WHAT YOU HAVE TO DO.
Exactly reproduce the entries, dropping any pictures from your copy.

ENTRIES SUPPLIED.
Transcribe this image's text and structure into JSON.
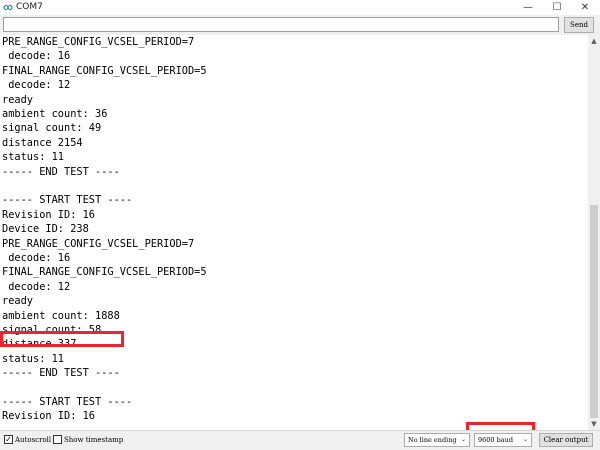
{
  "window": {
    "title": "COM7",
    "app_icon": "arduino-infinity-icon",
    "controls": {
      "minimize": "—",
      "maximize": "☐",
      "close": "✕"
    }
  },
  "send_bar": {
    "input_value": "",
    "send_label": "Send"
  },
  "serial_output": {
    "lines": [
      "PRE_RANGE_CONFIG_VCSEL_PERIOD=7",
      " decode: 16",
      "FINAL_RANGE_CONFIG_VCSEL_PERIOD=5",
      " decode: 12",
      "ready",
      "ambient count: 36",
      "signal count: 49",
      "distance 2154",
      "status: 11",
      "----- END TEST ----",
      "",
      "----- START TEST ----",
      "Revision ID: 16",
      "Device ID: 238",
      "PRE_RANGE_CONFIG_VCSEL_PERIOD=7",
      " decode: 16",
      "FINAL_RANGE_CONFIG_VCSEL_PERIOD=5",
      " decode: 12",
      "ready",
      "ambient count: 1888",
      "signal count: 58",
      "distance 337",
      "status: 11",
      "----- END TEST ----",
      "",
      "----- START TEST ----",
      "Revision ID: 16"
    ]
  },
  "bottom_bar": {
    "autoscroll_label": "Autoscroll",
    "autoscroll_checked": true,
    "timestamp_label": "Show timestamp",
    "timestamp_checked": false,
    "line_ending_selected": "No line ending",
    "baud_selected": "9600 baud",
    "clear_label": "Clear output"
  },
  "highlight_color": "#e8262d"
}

EXERCISE RESULT.
Transcribe this image's text and structure into JSON.
{
  "window": {
    "title": "COM7",
    "app_icon": "arduino-infinity-icon",
    "controls": {
      "minimize": "—",
      "maximize": "☐",
      "close": "✕"
    }
  },
  "send_bar": {
    "input_value": "",
    "send_label": "Send"
  },
  "serial_output": {
    "lines": [
      "PRE_RANGE_CONFIG_VCSEL_PERIOD=7",
      " decode: 16",
      "FINAL_RANGE_CONFIG_VCSEL_PERIOD=5",
      " decode: 12",
      "ready",
      "ambient count: 36",
      "signal count: 49",
      "distance 2154",
      "status: 11",
      "----- END TEST ----",
      "",
      "----- START TEST ----",
      "Revision ID: 16",
      "Device ID: 238",
      "PRE_RANGE_CONFIG_VCSEL_PERIOD=7",
      " decode: 16",
      "FINAL_RANGE_CONFIG_VCSEL_PERIOD=5",
      " decode: 12",
      "ready",
      "ambient count: 1888",
      "signal count: 58",
      "distance 337",
      "status: 11",
      "----- END TEST ----",
      "",
      "----- START TEST ----",
      "Revision ID: 16"
    ]
  },
  "bottom_bar": {
    "autoscroll_label": "Autoscroll",
    "autoscroll_checked": true,
    "timestamp_label": "Show timestamp",
    "timestamp_checked": false,
    "line_ending_selected": "No line ending",
    "baud_selected": "9600 baud",
    "clear_label": "Clear output"
  },
  "highlight_color": "#e8262d"
}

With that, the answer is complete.